[Start]

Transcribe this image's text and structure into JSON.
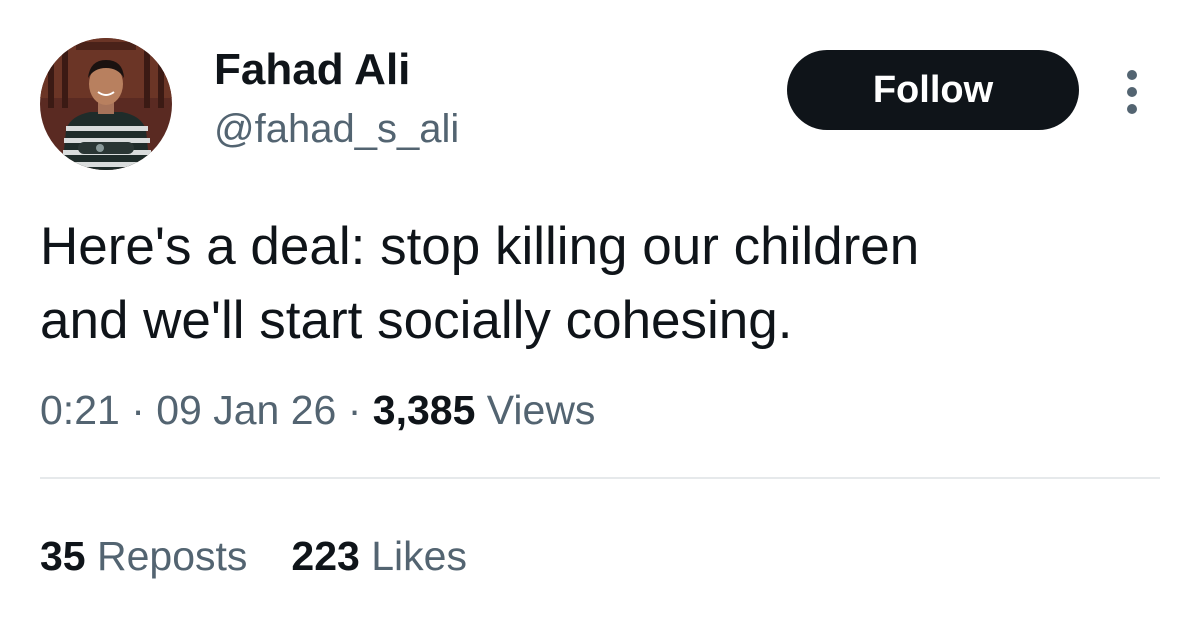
{
  "author": {
    "display_name": "Fahad Ali",
    "handle": "@fahad_s_ali",
    "avatar": "profile-photo"
  },
  "actions": {
    "follow_label": "Follow",
    "more_icon": "more-vertical-icon"
  },
  "tweet": {
    "text_lines": [
      "Here's a deal: stop killing our children",
      "and we'll start socially cohesing."
    ]
  },
  "meta": {
    "time": "0:21",
    "separator": " · ",
    "date": "09 Jan 26",
    "views_count": "3,385",
    "views_label": " Views"
  },
  "stats": {
    "reposts_count": "35",
    "reposts_label": " Reposts",
    "likes_count": "223",
    "likes_label": " Likes"
  },
  "colors": {
    "primary_text": "#0f1419",
    "secondary_text": "#536471",
    "button_bg": "#0f1419",
    "divider": "#e6e9eb"
  }
}
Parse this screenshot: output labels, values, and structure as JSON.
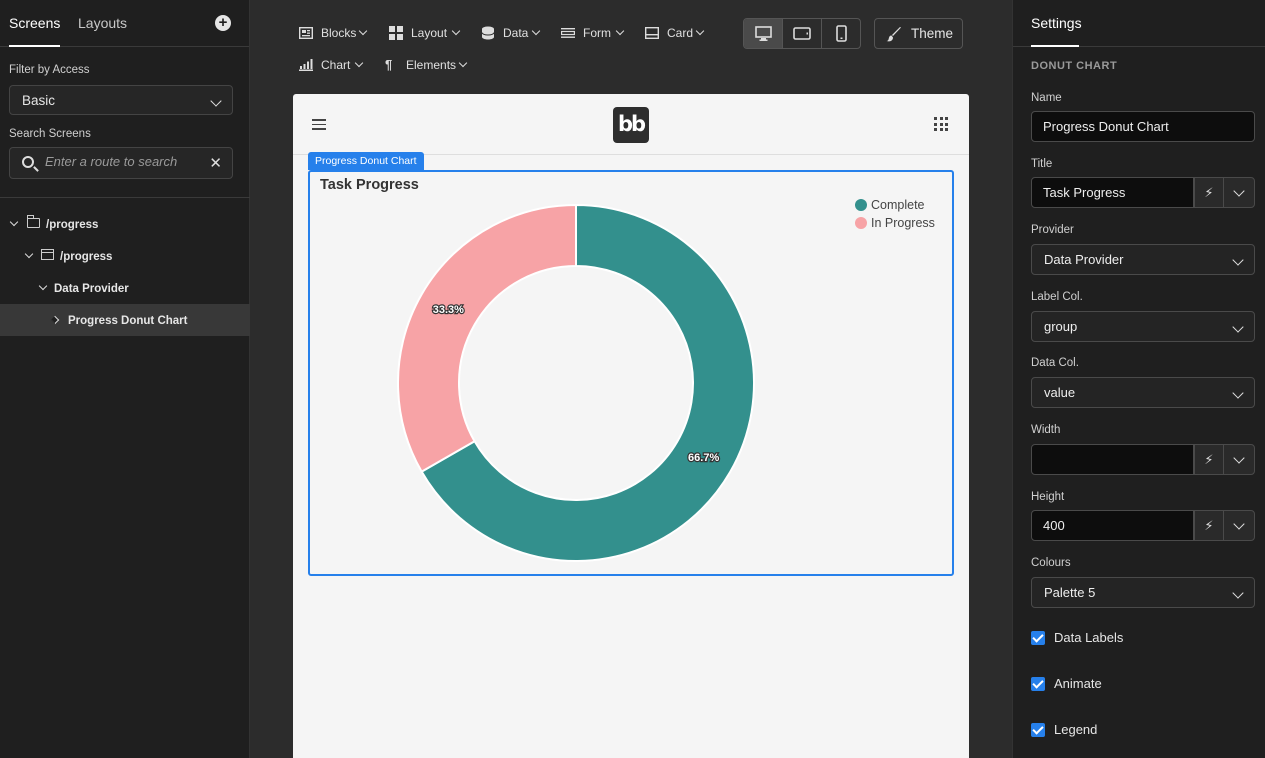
{
  "left_panel": {
    "tabs": [
      "Screens",
      "Layouts"
    ],
    "filter_label": "Filter by Access",
    "filter_value": "Basic",
    "search_label": "Search Screens",
    "search_placeholder": "Enter a route to search",
    "tree": [
      {
        "label": "/progress"
      },
      {
        "label": "/progress"
      },
      {
        "label": "Data Provider"
      },
      {
        "label": "Progress Donut Chart"
      }
    ]
  },
  "toolbar": {
    "items": [
      "Blocks",
      "Layout",
      "Data",
      "Form",
      "Card",
      "Chart",
      "Elements"
    ],
    "theme_label": "Theme"
  },
  "canvas": {
    "component_tag": "Progress Donut Chart",
    "logo_text": "bb"
  },
  "chart_data": {
    "type": "pie",
    "donut": true,
    "title": "Task Progress",
    "categories": [
      "Complete",
      "In Progress"
    ],
    "values": [
      66.7,
      33.3
    ],
    "labels": [
      "66.7%",
      "33.3%"
    ],
    "colors": [
      "#33908d",
      "#f7a3a6"
    ],
    "legend": "top-right"
  },
  "settings": {
    "tab": "Settings",
    "section": "DONUT CHART",
    "name_label": "Name",
    "name_value": "Progress Donut Chart",
    "title_label": "Title",
    "title_value": "Task Progress",
    "provider_label": "Provider",
    "provider_value": "Data Provider",
    "label_col_label": "Label Col.",
    "label_col_value": "group",
    "data_col_label": "Data Col.",
    "data_col_value": "value",
    "width_label": "Width",
    "width_value": "",
    "height_label": "Height",
    "height_value": "400",
    "colours_label": "Colours",
    "colours_value": "Palette 5",
    "checks": [
      "Data Labels",
      "Animate",
      "Legend"
    ]
  }
}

[End]

# Given problem
Reproduce every line above as written, skipping pictures.

# The solution
Transcribe this image's text and structure into JSON.
{
  "author": {
    "display_name": "Fahad Ali",
    "handle": "@fahad_s_ali",
    "avatar": "profile-photo"
  },
  "actions": {
    "follow_label": "Follow",
    "more_icon": "more-vertical-icon"
  },
  "tweet": {
    "text_lines": [
      "Here's a deal: stop killing our children",
      "and we'll start socially cohesing."
    ]
  },
  "meta": {
    "time": "0:21",
    "separator": " · ",
    "date": "09 Jan 26",
    "views_count": "3,385",
    "views_label": " Views"
  },
  "stats": {
    "reposts_count": "35",
    "reposts_label": " Reposts",
    "likes_count": "223",
    "likes_label": " Likes"
  },
  "colors": {
    "primary_text": "#0f1419",
    "secondary_text": "#536471",
    "button_bg": "#0f1419",
    "divider": "#e6e9eb"
  }
}
Parse this screenshot: output labels, values, and structure as JSON.
{
  "left_panel": {
    "tabs": [
      "Screens",
      "Layouts"
    ],
    "filter_label": "Filter by Access",
    "filter_value": "Basic",
    "search_label": "Search Screens",
    "search_placeholder": "Enter a route to search",
    "tree": [
      {
        "label": "/progress"
      },
      {
        "label": "/progress"
      },
      {
        "label": "Data Provider"
      },
      {
        "label": "Progress Donut Chart"
      }
    ]
  },
  "toolbar": {
    "items": [
      "Blocks",
      "Layout",
      "Data",
      "Form",
      "Card",
      "Chart",
      "Elements"
    ],
    "theme_label": "Theme"
  },
  "canvas": {
    "component_tag": "Progress Donut Chart",
    "logo_text": "bb"
  },
  "chart_data": {
    "type": "pie",
    "donut": true,
    "title": "Task Progress",
    "categories": [
      "Complete",
      "In Progress"
    ],
    "values": [
      66.7,
      33.3
    ],
    "labels": [
      "66.7%",
      "33.3%"
    ],
    "colors": [
      "#33908d",
      "#f7a3a6"
    ],
    "legend": "top-right"
  },
  "settings": {
    "tab": "Settings",
    "section": "DONUT CHART",
    "name_label": "Name",
    "name_value": "Progress Donut Chart",
    "title_label": "Title",
    "title_value": "Task Progress",
    "provider_label": "Provider",
    "provider_value": "Data Provider",
    "label_col_label": "Label Col.",
    "label_col_value": "group",
    "data_col_label": "Data Col.",
    "data_col_value": "value",
    "width_label": "Width",
    "width_value": "",
    "height_label": "Height",
    "height_value": "400",
    "colours_label": "Colours",
    "colours_value": "Palette 5",
    "checks": [
      "Data Labels",
      "Animate",
      "Legend"
    ]
  }
}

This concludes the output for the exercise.